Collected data
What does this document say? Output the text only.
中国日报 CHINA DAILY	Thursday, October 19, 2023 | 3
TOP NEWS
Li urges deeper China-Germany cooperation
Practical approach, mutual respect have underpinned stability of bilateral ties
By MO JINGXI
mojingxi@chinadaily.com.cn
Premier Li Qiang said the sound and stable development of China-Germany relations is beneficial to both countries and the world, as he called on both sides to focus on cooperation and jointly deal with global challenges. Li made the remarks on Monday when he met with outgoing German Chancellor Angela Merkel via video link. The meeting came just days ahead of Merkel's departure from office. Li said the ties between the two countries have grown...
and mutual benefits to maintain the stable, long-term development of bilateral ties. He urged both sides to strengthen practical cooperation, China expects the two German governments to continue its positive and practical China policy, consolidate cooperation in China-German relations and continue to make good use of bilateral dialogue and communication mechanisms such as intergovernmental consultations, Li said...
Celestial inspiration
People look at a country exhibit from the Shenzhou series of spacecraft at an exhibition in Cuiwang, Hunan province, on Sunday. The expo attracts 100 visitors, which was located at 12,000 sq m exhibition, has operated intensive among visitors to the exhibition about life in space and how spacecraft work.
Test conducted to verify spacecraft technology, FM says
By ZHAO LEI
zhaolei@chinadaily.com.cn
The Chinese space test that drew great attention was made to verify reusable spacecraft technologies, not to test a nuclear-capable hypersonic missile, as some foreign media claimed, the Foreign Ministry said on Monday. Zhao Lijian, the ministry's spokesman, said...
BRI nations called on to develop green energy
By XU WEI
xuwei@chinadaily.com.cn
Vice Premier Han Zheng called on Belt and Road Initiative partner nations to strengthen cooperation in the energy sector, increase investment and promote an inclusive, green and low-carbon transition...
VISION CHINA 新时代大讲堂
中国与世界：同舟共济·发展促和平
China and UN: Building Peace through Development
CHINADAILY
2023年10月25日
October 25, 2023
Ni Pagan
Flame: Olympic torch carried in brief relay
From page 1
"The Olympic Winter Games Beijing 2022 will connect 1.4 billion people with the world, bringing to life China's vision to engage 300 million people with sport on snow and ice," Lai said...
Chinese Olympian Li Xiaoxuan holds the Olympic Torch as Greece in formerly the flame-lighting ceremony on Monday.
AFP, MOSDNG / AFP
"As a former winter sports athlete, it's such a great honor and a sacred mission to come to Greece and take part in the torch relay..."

◆ Aim of the exercise ◆
Repeat every line of the material exactly as given.

◆ Worked solution ◆
What does this document say? Output the text only.
中国日报 CHINA DAILY	Thursday, October 19, 2023 | 3
TOP NEWS
Li urges deeper China-Germany cooperation
Practical approach, mutual respect have underpinned stability of bilateral ties
By MO JINGXI
mojingxi@chinadaily.com.cn
Premier Li Qiang said the sound and stable development of China-Germany relations is beneficial to both countries and the world, as he called on both sides to focus on cooperation and jointly deal with global challenges. Li made the remarks on Monday when he met with outgoing German Chancellor Angela Merkel via video link. The meeting came just days ahead of Merkel's departure from office. Li said the ties between the two countries have grown...
and mutual benefits to maintain the stable, long-term development of bilateral ties. He urged both sides to strengthen practical cooperation, China expects the two German governments to continue its positive and practical China policy, consolidate cooperation in China-German relations and continue to make good use of bilateral dialogue and communication mechanisms such as intergovernmental consultations, Li said...
Celestial inspiration
People look at a country exhibit from the Shenzhou series of spacecraft at an exhibition in Cuiwang, Hunan province, on Sunday. The expo attracts 100 visitors, which was located at 12,000 sq m exhibition, has operated intensive among visitors to the exhibition about life in space and how spacecraft work.
Test conducted to verify spacecraft technology, FM says
By ZHAO LEI
zhaolei@chinadaily.com.cn
The Chinese space test that drew great attention was made to verify reusable spacecraft technologies, not to test a nuclear-capable hypersonic missile, as some foreign media claimed, the Foreign Ministry said on Monday. Zhao Lijian, the ministry's spokesman, said...
BRI nations called on to develop green energy
By XU WEI
xuwei@chinadaily.com.cn
Vice Premier Han Zheng called on Belt and Road Initiative partner nations to strengthen cooperation in the energy sector, increase investment and promote an inclusive, green and low-carbon transition...
VISION CHINA 新时代大讲堂
中国与世界：同舟共济·发展促和平
China and UN: Building Peace through Development
CHINADAILY
2023年10月25日
October 25, 2023
Ni Pagan
Flame: Olympic torch carried in brief relay
From page 1
"The Olympic Winter Games Beijing 2022 will connect 1.4 billion people with the world, bringing to life China's vision to engage 300 million people with sport on snow and ice," Lai said...
Chinese Olympian Li Xiaoxuan holds the Olympic Torch as Greece in formerly the flame-lighting ceremony on Monday.
AFP, MOSDNG / AFP
"As a former winter sports athlete, it's such a great honor and a sacred mission to come to Greece and take part in the torch relay..."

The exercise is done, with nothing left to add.